**TASK GOAL**
Below are some records. Say how many of their lines include the string "mniejsza", giving only the number.

+++ PROVIDED DATA +++

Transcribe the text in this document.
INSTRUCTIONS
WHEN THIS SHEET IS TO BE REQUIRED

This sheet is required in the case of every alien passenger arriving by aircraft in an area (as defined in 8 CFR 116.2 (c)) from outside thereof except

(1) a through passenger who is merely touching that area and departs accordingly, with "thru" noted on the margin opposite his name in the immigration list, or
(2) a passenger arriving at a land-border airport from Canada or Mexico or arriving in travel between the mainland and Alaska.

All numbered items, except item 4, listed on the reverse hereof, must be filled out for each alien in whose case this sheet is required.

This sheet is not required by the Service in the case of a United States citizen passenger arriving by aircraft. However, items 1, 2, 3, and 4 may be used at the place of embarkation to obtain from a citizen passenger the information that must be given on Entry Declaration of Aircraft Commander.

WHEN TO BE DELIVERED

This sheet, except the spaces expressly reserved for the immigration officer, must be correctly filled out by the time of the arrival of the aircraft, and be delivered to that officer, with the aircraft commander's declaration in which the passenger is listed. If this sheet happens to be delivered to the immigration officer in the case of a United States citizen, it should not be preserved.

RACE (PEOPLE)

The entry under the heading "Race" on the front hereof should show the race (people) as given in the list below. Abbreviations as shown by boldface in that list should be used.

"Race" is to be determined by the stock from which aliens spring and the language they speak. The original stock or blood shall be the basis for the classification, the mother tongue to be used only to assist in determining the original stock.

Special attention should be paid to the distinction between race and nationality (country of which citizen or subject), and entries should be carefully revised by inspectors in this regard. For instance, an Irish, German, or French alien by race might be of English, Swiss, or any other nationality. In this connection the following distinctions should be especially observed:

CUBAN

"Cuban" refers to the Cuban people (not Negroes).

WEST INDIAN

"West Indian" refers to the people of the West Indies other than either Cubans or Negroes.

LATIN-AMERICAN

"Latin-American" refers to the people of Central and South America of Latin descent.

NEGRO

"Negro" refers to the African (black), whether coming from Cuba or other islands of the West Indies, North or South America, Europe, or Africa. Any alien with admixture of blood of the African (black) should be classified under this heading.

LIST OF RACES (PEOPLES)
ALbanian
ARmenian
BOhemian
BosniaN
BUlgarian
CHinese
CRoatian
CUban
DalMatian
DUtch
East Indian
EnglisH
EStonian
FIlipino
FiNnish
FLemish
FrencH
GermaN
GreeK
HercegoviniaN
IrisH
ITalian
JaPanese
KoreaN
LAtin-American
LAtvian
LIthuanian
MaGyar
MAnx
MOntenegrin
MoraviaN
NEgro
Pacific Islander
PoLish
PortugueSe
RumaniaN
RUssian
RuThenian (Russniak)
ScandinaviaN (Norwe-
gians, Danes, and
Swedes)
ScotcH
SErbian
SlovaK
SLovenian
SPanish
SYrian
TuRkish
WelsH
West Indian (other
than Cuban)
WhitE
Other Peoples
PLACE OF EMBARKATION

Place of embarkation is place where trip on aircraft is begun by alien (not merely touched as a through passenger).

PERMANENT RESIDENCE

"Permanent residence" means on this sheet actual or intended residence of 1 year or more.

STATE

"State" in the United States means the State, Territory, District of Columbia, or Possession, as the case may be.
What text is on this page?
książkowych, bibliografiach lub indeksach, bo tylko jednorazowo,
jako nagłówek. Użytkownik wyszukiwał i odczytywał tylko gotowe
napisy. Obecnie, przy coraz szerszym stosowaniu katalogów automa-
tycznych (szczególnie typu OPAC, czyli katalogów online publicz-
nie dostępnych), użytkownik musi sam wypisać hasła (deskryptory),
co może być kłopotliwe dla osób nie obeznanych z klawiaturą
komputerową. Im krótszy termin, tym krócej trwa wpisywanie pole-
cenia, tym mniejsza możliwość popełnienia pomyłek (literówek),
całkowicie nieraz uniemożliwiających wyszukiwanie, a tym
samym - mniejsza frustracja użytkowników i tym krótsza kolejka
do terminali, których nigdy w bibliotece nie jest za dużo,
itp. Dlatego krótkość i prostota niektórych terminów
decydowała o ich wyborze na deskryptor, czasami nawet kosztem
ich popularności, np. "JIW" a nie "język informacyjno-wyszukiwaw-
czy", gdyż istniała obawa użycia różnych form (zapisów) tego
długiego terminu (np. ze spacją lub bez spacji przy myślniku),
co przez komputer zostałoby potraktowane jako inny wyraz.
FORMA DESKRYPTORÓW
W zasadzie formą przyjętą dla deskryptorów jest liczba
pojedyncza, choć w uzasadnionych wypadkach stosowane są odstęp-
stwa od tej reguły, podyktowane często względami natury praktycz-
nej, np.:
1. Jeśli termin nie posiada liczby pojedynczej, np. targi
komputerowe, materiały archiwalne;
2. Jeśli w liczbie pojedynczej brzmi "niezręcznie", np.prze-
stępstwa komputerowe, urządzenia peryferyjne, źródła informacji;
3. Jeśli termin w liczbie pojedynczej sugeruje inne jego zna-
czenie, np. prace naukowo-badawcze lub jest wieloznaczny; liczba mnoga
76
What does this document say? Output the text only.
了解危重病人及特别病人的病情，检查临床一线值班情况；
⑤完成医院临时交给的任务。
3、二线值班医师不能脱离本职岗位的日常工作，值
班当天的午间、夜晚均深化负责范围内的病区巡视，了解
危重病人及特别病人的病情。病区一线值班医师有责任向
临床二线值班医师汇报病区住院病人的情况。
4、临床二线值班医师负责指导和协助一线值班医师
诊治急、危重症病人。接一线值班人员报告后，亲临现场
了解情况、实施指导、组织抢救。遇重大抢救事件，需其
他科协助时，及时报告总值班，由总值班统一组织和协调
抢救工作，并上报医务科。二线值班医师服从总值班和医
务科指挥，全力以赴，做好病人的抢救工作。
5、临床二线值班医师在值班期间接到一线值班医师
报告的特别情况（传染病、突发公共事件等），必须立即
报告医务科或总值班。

+++

**SOLUTION BELOW**
2